§ **TEXT PASSAGE**:

INGREDIENTS

END-TO-END PANTRY RECIPES APP

OVERVIEW

ROLE

  • UX Researcher

  • Product Designer

TOOLS

  • Figma

  • Miro

  • Loom

  • G-Suite

TIMELINE

  • 80 hours

  • 2 weeks

Problem

Everyday, we cycle through food. We stock our kitchens with various items but often times we forget what we have or we don’t always know what to cook with what’s already in our pantry. People often go out for a meal, spend more money, and waste resources they have at home.

Solution

What if there was an app that took the ingredients readily available in your kitchen and provided you a list of recipes from just those items?

This is why I created the Ingredients app. Not only does it keep track of your pantry items and provides you recipes, it also helps reduce food waste, and promotes sustainability and creativity.

RESEARCH

Competitor Analysis

Prior to this project, I wasn’t aware of any similar apps that existed. Upon research, I found 3 apps with similar goals. I studied each of these apps and assessed their strengths i.e., how they made adding ingredients efficient and intuitive. I also noted where they needed improvement i.e., disorganized sections.

User Interviews

After studying competitors, I wanted to have a discussion with people who could benefit from an app like this. I conducted 6 in-person interviews with those who cook for themselves and/or for their families between the ages of 25-35.

I wanted to understand how people currently utilize their kitchen - more specifically their habits with cooking, stocking the fridge, and how often they deal with food waste.

Synthesis

To help me breakdown the insights from these interviews, I added my findings into an Affinity Map. From there, I organized my key takeaways into three buckets: Needs, Pains, and Wants:

NEEDS

  • Motivation/ideas to cook

  • Dietary preferences

  • Not waste food

  • Simple, quick options

PAINS

  • Frequent expired foods

  • Wasting money, buying more

  • Lack of recipe ideas

  • Repetitive meals

WANTS

  • Shopping planner

  • Food expiration reminders

  • Share recipes with friends

  • Recipe videos

“I face this issue all the time. This is such a good idea!”

§ **MATERIAL PROVIDED**:
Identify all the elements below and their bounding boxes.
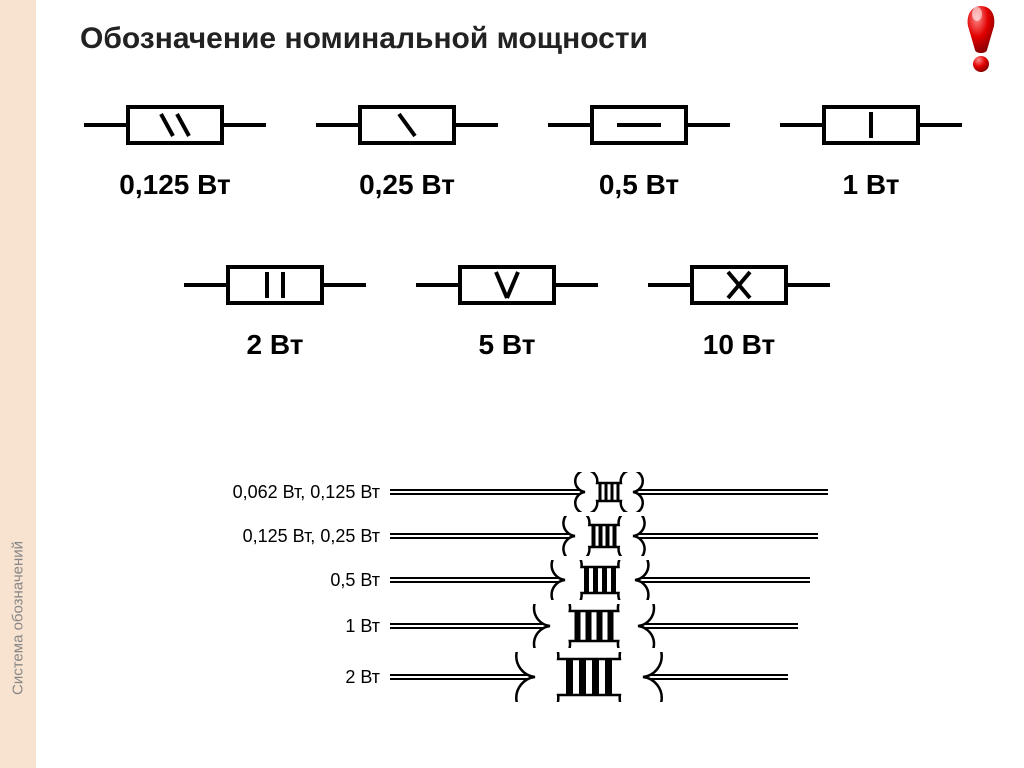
physical-resistor-row: 0,125 Вт, 0,25 Вт — [150, 516, 828, 556]
sidebar-panel: Система обозначений — [0, 0, 36, 768]
sidebar-label: Система обозначений — [0, 488, 36, 748]
schematic-row-2: 2 Вт 5 Вт 10 Вт — [180, 255, 834, 361]
physical-resistor-label: 0,062 Вт, 0,125 Вт — [150, 482, 390, 503]
schematic-symbol: 0,125 Вт — [80, 95, 270, 201]
physical-resistor-icon — [390, 516, 818, 556]
schematic-symbol: 0,5 Вт — [544, 95, 734, 201]
physical-resistor-label: 0,125 Вт, 0,25 Вт — [150, 526, 390, 547]
physical-resistor-row: 0,062 Вт, 0,125 Вт — [150, 472, 828, 512]
schematic-symbol: 5 Вт — [412, 255, 602, 361]
physical-resistor-list: 0,062 Вт, 0,125 Вт 0,125 Вт, 0,25 Вт 0,5… — [150, 472, 828, 706]
physical-resistor-row: 1 Вт — [150, 604, 828, 648]
schematic-label: 0,125 Вт — [119, 169, 230, 201]
schematic-symbol: 2 Вт — [180, 255, 370, 361]
physical-resistor-label: 0,5 Вт — [150, 570, 390, 591]
schematic-label: 2 Вт — [247, 329, 304, 361]
physical-resistor-icon — [390, 604, 798, 648]
exclamation-icon — [956, 4, 1006, 74]
schematic-label: 5 Вт — [479, 329, 536, 361]
physical-resistor-row: 2 Вт — [150, 652, 828, 702]
schematic-row-1: 0,125 Вт 0,25 Вт 0,5 Вт — [80, 95, 966, 201]
physical-resistor-label: 2 Вт — [150, 667, 390, 688]
physical-resistor-icon — [390, 560, 810, 600]
schematic-symbol: 0,25 Вт — [312, 95, 502, 201]
schematic-symbol: 10 Вт — [644, 255, 834, 361]
schematic-label: 0,5 Вт — [599, 169, 679, 201]
schematic-label: 0,25 Вт — [359, 169, 455, 201]
physical-resistor-label: 1 Вт — [150, 616, 390, 637]
schematic-symbol: 1 Вт — [776, 95, 966, 201]
physical-resistor-row: 0,5 Вт — [150, 560, 828, 600]
schematic-label: 10 Вт — [703, 329, 776, 361]
physical-resistor-icon — [390, 472, 828, 512]
physical-resistor-icon — [390, 652, 788, 702]
page-title: Обозначение номинальной мощности — [80, 22, 648, 56]
schematic-label: 1 Вт — [843, 169, 900, 201]
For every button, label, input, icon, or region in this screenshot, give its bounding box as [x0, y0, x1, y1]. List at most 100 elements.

§ **WRITTEN REQUEST A**:
List every tool named in the Ingredients app case study.
§ **WRITTEN REQUEST B**:
In the entries, take the part that opens with the line containing "physical-resistor-row: 0,125 Вт, 0,25" and closes with the line containing "schematic-symbol: 0,125 Вт", and write it out again with each "Вт" swapped for "W", keeping everything else unchanged.

§ **RIGHT ANSWER A**:
Figma, Miro, Loom, G-Suite

§ **RIGHT ANSWER B**:
physical-resistor-row: 0,125 W, 0,25 W — [150, 516, 828, 556]
sidebar-panel: Система обозначений — [0, 0, 36, 768]
sidebar-label: Система обозначений — [0, 488, 36, 748]
schematic-row-2: 2 W 5 W 10 W — [180, 255, 834, 361]
physical-resistor-label: 0,062 W, 0,125 W — [150, 482, 390, 503]
schematic-symbol: 0,125 W — [80, 95, 270, 201]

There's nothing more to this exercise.